■ TASK DESCRIPTION ■
Retype the records below word for word and omit any image.

------------

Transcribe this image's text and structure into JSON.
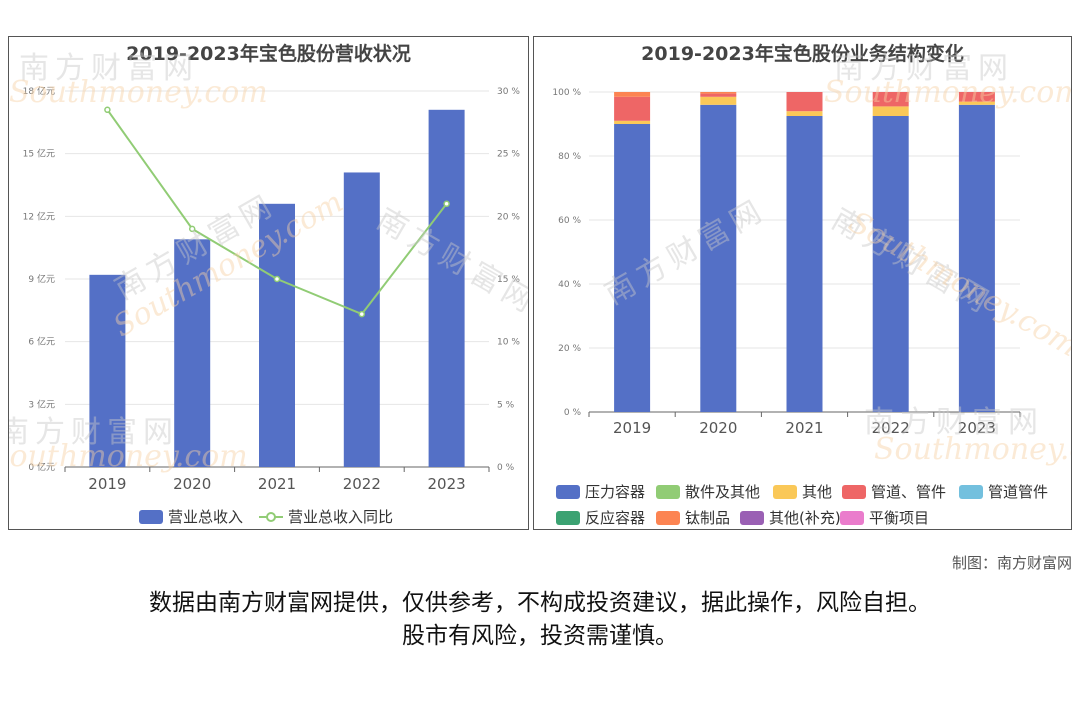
{
  "chart_data": [
    {
      "type": "bar+line",
      "title": "2019-2023年宝色股份营收状况",
      "categories": [
        "2019",
        "2020",
        "2021",
        "2022",
        "2023"
      ],
      "series": [
        {
          "name": "营业总收入",
          "type": "bar",
          "axis": "left",
          "values": [
            9.2,
            10.9,
            12.6,
            14.1,
            17.1
          ]
        },
        {
          "name": "营业总收入同比",
          "type": "line",
          "axis": "right",
          "values": [
            28.5,
            19.0,
            15.0,
            12.2,
            21.0
          ]
        }
      ],
      "y_left": {
        "ticks": [
          "0 亿元",
          "3 亿元",
          "6 亿元",
          "9 亿元",
          "12 亿元",
          "15 亿元",
          "18 亿元"
        ],
        "ylim": [
          0,
          18
        ]
      },
      "y_right": {
        "ticks": [
          "0 %",
          "5 %",
          "10 %",
          "15 %",
          "20 %",
          "25 %",
          "30 %"
        ],
        "ylim": [
          0,
          30
        ]
      },
      "grid": true,
      "legend": "bottom"
    },
    {
      "type": "stacked-bar",
      "title": "2019-2023年宝色股份业务结构变化",
      "categories": [
        "2019",
        "2020",
        "2021",
        "2022",
        "2023"
      ],
      "series": [
        {
          "name": "压力容器",
          "values": [
            90.0,
            96.0,
            92.5,
            92.5,
            96.0
          ]
        },
        {
          "name": "散件及其他",
          "values": [
            0,
            0,
            0,
            0,
            0
          ]
        },
        {
          "name": "其他",
          "values": [
            1.0,
            2.5,
            1.5,
            3.0,
            1.0
          ]
        },
        {
          "name": "管道、管件",
          "values": [
            7.5,
            1.0,
            6.0,
            4.5,
            3.0
          ]
        },
        {
          "name": "管道管件",
          "values": [
            0,
            0,
            0,
            0,
            0
          ]
        },
        {
          "name": "反应容器",
          "values": [
            0,
            0,
            0,
            0,
            0
          ]
        },
        {
          "name": "钛制品",
          "values": [
            1.5,
            0.5,
            0,
            0,
            0
          ]
        },
        {
          "name": "其他(补充)",
          "values": [
            0,
            0,
            0,
            0,
            0
          ]
        },
        {
          "name": "平衡项目",
          "values": [
            0,
            0,
            0,
            0,
            0
          ]
        }
      ],
      "y": {
        "ticks": [
          "0 %",
          "20 %",
          "40 %",
          "60 %",
          "80 %",
          "100 %"
        ],
        "ylim": [
          0,
          100
        ]
      },
      "grid": true,
      "legend": "bottom"
    }
  ],
  "colors": {
    "bar_blue": "#5470c6",
    "line_green": "#91cc75",
    "series": [
      "#5470c6",
      "#91cc75",
      "#fac858",
      "#ee6666",
      "#73c0de",
      "#3ba272",
      "#fc8452",
      "#9a60b4",
      "#ea7ccc"
    ]
  },
  "watermark": {
    "cn": "南方财富网",
    "en": "Southmoney.com"
  },
  "credit": "制图：南方财富网",
  "disclaimer": [
    "数据由南方财富网提供，仅供参考，不构成投资建议，据此操作，风险自担。",
    "股市有风险，投资需谨慎。"
  ]
}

------------

■ TASK RESPONSE ■
Transcribe this image's text and structure into JSON.
{
  "chart_data": [
    {
      "type": "bar+line",
      "title": "2019-2023年宝色股份营收状况",
      "categories": [
        "2019",
        "2020",
        "2021",
        "2022",
        "2023"
      ],
      "series": [
        {
          "name": "营业总收入",
          "type": "bar",
          "axis": "left",
          "values": [
            9.2,
            10.9,
            12.6,
            14.1,
            17.1
          ]
        },
        {
          "name": "营业总收入同比",
          "type": "line",
          "axis": "right",
          "values": [
            28.5,
            19.0,
            15.0,
            12.2,
            21.0
          ]
        }
      ],
      "y_left": {
        "ticks": [
          "0 亿元",
          "3 亿元",
          "6 亿元",
          "9 亿元",
          "12 亿元",
          "15 亿元",
          "18 亿元"
        ],
        "ylim": [
          0,
          18
        ]
      },
      "y_right": {
        "ticks": [
          "0 %",
          "5 %",
          "10 %",
          "15 %",
          "20 %",
          "25 %",
          "30 %"
        ],
        "ylim": [
          0,
          30
        ]
      },
      "grid": true,
      "legend": "bottom"
    },
    {
      "type": "stacked-bar",
      "title": "2019-2023年宝色股份业务结构变化",
      "categories": [
        "2019",
        "2020",
        "2021",
        "2022",
        "2023"
      ],
      "series": [
        {
          "name": "压力容器",
          "values": [
            90.0,
            96.0,
            92.5,
            92.5,
            96.0
          ]
        },
        {
          "name": "散件及其他",
          "values": [
            0,
            0,
            0,
            0,
            0
          ]
        },
        {
          "name": "其他",
          "values": [
            1.0,
            2.5,
            1.5,
            3.0,
            1.0
          ]
        },
        {
          "name": "管道、管件",
          "values": [
            7.5,
            1.0,
            6.0,
            4.5,
            3.0
          ]
        },
        {
          "name": "管道管件",
          "values": [
            0,
            0,
            0,
            0,
            0
          ]
        },
        {
          "name": "反应容器",
          "values": [
            0,
            0,
            0,
            0,
            0
          ]
        },
        {
          "name": "钛制品",
          "values": [
            1.5,
            0.5,
            0,
            0,
            0
          ]
        },
        {
          "name": "其他(补充)",
          "values": [
            0,
            0,
            0,
            0,
            0
          ]
        },
        {
          "name": "平衡项目",
          "values": [
            0,
            0,
            0,
            0,
            0
          ]
        }
      ],
      "y": {
        "ticks": [
          "0 %",
          "20 %",
          "40 %",
          "60 %",
          "80 %",
          "100 %"
        ],
        "ylim": [
          0,
          100
        ]
      },
      "grid": true,
      "legend": "bottom"
    }
  ],
  "colors": {
    "bar_blue": "#5470c6",
    "line_green": "#91cc75",
    "series": [
      "#5470c6",
      "#91cc75",
      "#fac858",
      "#ee6666",
      "#73c0de",
      "#3ba272",
      "#fc8452",
      "#9a60b4",
      "#ea7ccc"
    ]
  },
  "watermark": {
    "cn": "南方财富网",
    "en": "Southmoney.com"
  },
  "credit": "制图：南方财富网",
  "disclaimer": [
    "数据由南方财富网提供，仅供参考，不构成投资建议，据此操作，风险自担。",
    "股市有风险，投资需谨慎。"
  ]
}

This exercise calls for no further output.